-- Begin --

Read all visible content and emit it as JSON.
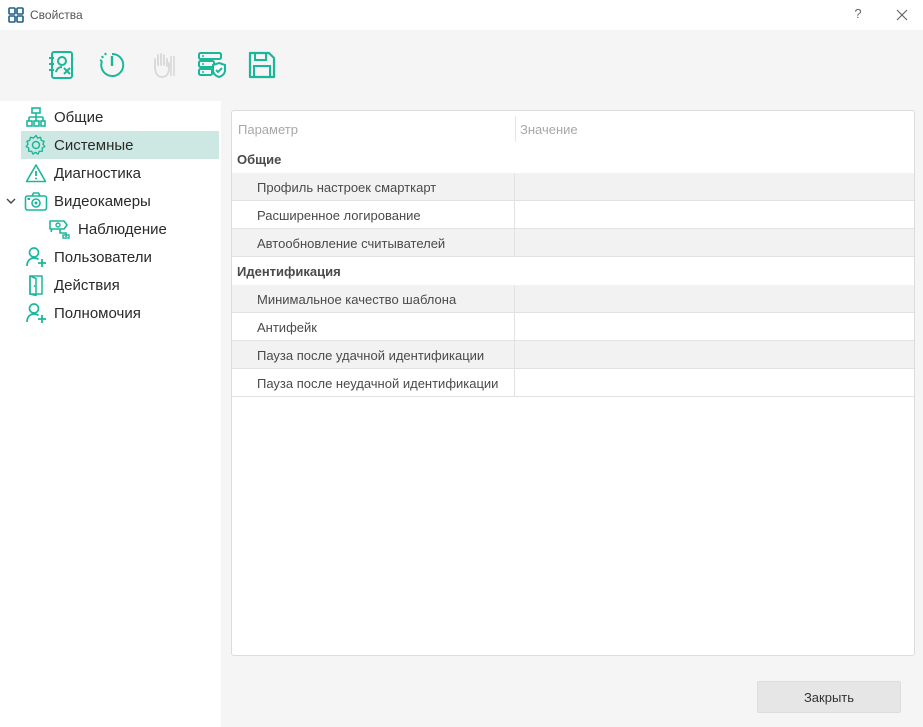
{
  "window": {
    "title": "Свойства",
    "help_label": "?",
    "accent_color": "#1bb79b"
  },
  "toolbar": {
    "buttons": [
      {
        "icon": "contact-book-remove-icon",
        "enabled": true
      },
      {
        "icon": "power-timer-icon",
        "enabled": true
      },
      {
        "icon": "hand-stop-icon",
        "enabled": false
      },
      {
        "icon": "server-shield-icon",
        "enabled": true
      },
      {
        "icon": "save-icon",
        "enabled": true
      }
    ]
  },
  "tree": {
    "items": [
      {
        "label": "Общие",
        "icon": "hierarchy-icon"
      },
      {
        "label": "Системные",
        "icon": "gear-icon",
        "selected": true
      },
      {
        "label": "Диагностика",
        "icon": "warning-icon"
      },
      {
        "label": "Видеокамеры",
        "icon": "camera-icon",
        "expanded": true
      },
      {
        "label": "Наблюдение",
        "icon": "cctv-icon",
        "child": true
      },
      {
        "label": "Пользователи",
        "icon": "user-add-icon"
      },
      {
        "label": "Действия",
        "icon": "door-icon"
      },
      {
        "label": "Полномочия",
        "icon": "user-add-icon"
      }
    ]
  },
  "grid": {
    "header": {
      "param": "Параметр",
      "value": "Значение"
    },
    "groups": [
      {
        "name": "Общие",
        "rows": [
          {
            "name": "Профиль настроек смарткарт",
            "value": ""
          },
          {
            "name": "Расширенное логирование",
            "value": ""
          },
          {
            "name": "Автообновление считывателей",
            "value": ""
          }
        ]
      },
      {
        "name": "Идентификация",
        "rows": [
          {
            "name": "Минимальное качество шаблона",
            "value": ""
          },
          {
            "name": "Антифейк",
            "value": ""
          },
          {
            "name": "Пауза после удачной идентификации",
            "value": ""
          },
          {
            "name": "Пауза после неудачной идентификации",
            "value": ""
          }
        ]
      }
    ]
  },
  "footer": {
    "close_label": "Закрыть"
  }
}
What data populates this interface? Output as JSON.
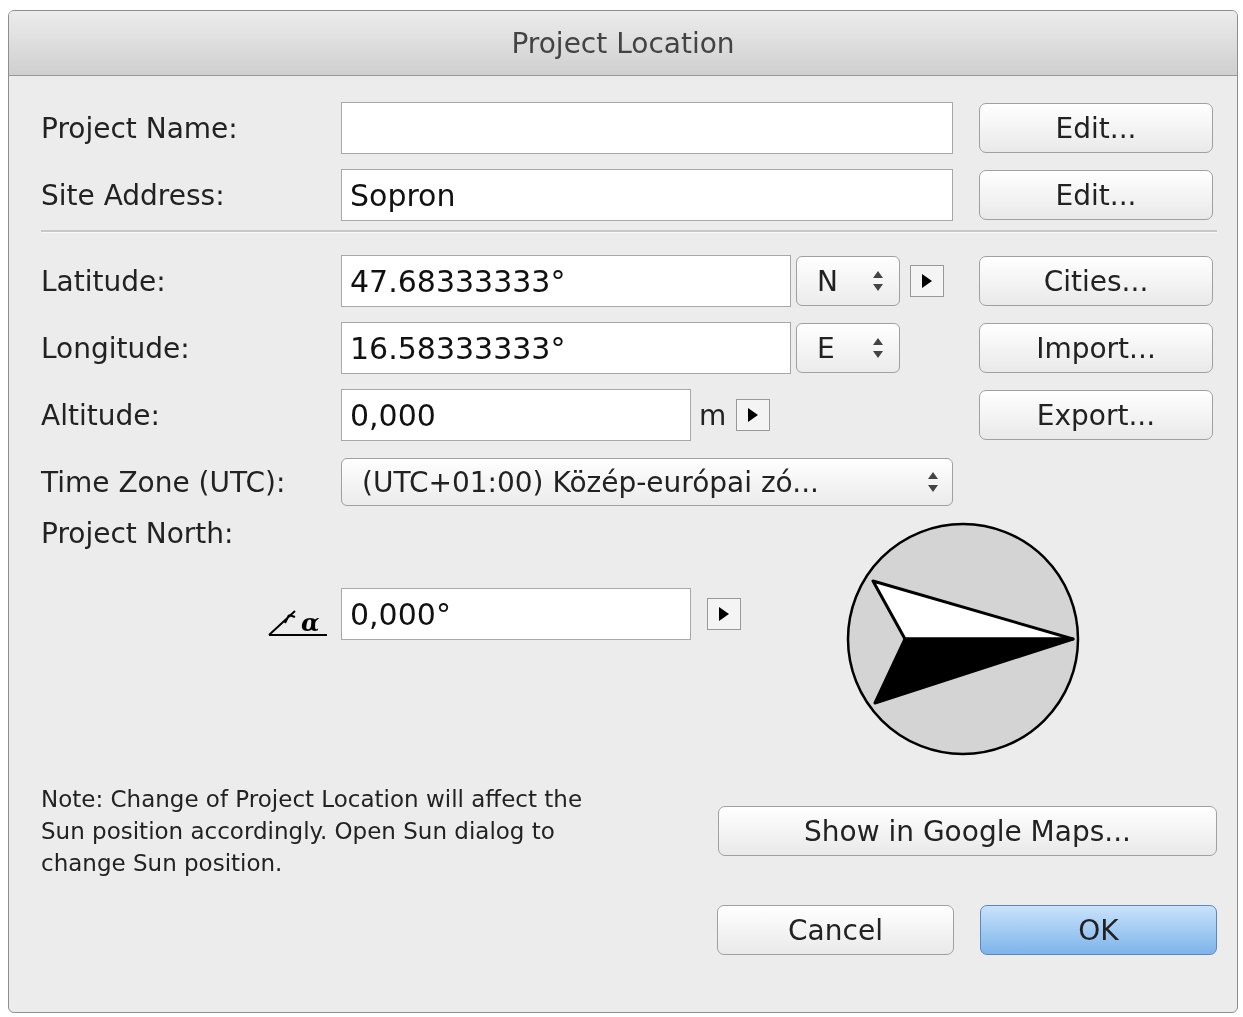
{
  "window": {
    "title": "Project Location"
  },
  "name_rows": [
    {
      "label": "Project Name:",
      "button": "Edit..."
    },
    {
      "label": "Site Address:",
      "value": "Sopron",
      "button": "Edit..."
    }
  ],
  "location_rows": [
    {
      "kind": "coordinate",
      "label": "Latitude:",
      "value": "47.68333333°",
      "hemisphere": "N",
      "menu_arrow": true,
      "button": "Cities..."
    },
    {
      "kind": "coordinate",
      "label": "Longitude:",
      "value": "16.58333333°",
      "hemisphere": "E",
      "menu_arrow": false,
      "button": "Import..."
    },
    {
      "kind": "unit",
      "label": "Altitude:",
      "value": "0,000",
      "unit": "m",
      "menu_arrow": true,
      "button": "Export..."
    },
    {
      "kind": "select",
      "label": "Time Zone (UTC):",
      "value": "(UTC+01:00) Közép-európai zó..."
    }
  ],
  "project_north": {
    "label": "Project North:",
    "angle_symbol": "α",
    "value": "0,000°",
    "menu_arrow": true
  },
  "note": "Note: Change of Project Location will affect the Sun position accordingly. Open Sun dialog to change Sun position.",
  "maps_button": "Show in Google Maps...",
  "footer_buttons": [
    {
      "label": "Cancel",
      "default": false
    },
    {
      "label": "OK",
      "default": true
    }
  ]
}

-- End --

## Problem to work on:
Write out every line from the entries where "после" appears.

## The reply:
            "name": "Пауза после удачной идентификации",
            "name": "Пауза после неудачной идентификации",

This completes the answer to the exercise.